## Written exercise
Wherever "hopach" appears in a line, list that line.
─── Data in this exercise
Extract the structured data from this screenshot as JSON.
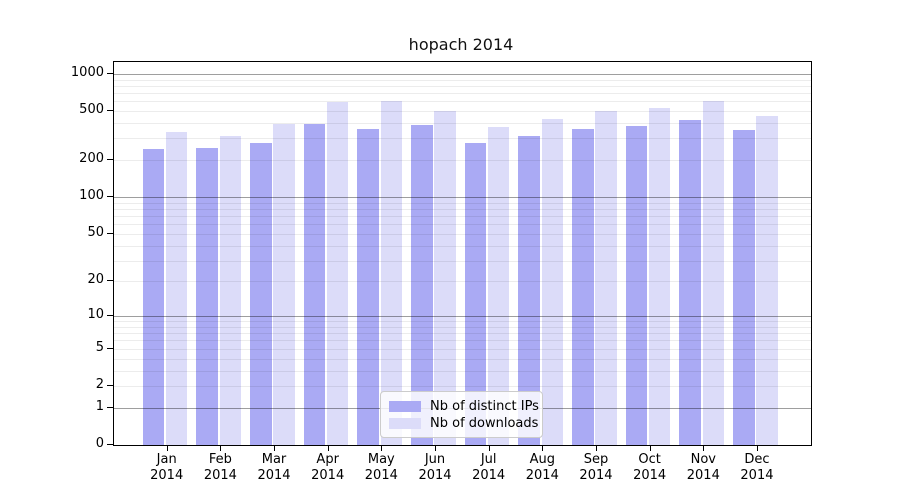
{
  "title": "hopach 2014",
  "chart_data": {
    "type": "bar",
    "title": "hopach 2014",
    "year": "2014",
    "months": [
      "Jan",
      "Feb",
      "Mar",
      "Apr",
      "May",
      "Jun",
      "Jul",
      "Aug",
      "Sep",
      "Oct",
      "Nov",
      "Dec"
    ],
    "series": [
      {
        "name": "Nb of distinct IPs",
        "color": "#aaaaf4",
        "values": [
          245,
          250,
          278,
          390,
          356,
          384,
          275,
          314,
          355,
          376,
          420,
          352
        ]
      },
      {
        "name": "Nb of downloads",
        "color": "#dcdcf9",
        "values": [
          339,
          315,
          391,
          598,
          601,
          500,
          372,
          434,
          497,
          526,
          600,
          460
        ]
      }
    ],
    "y_ticks": [
      0,
      1,
      2,
      5,
      10,
      20,
      50,
      100,
      200,
      500,
      1000
    ],
    "y_minor_gridlines": [
      2,
      3,
      4,
      5,
      6,
      7,
      8,
      9,
      20,
      30,
      40,
      50,
      60,
      70,
      80,
      90,
      200,
      300,
      400,
      500,
      600,
      700,
      800,
      900
    ],
    "y_major_gridlines": [
      1,
      10,
      100,
      1000
    ],
    "y_scale": "log10(1+x)",
    "ylim": [
      0,
      1100
    ],
    "xlabel": "",
    "ylabel": "",
    "grid": true,
    "legend_position": "bottom-center"
  }
}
──────
## The solution
  "title": "hopach 2014",
    "title": "hopach 2014",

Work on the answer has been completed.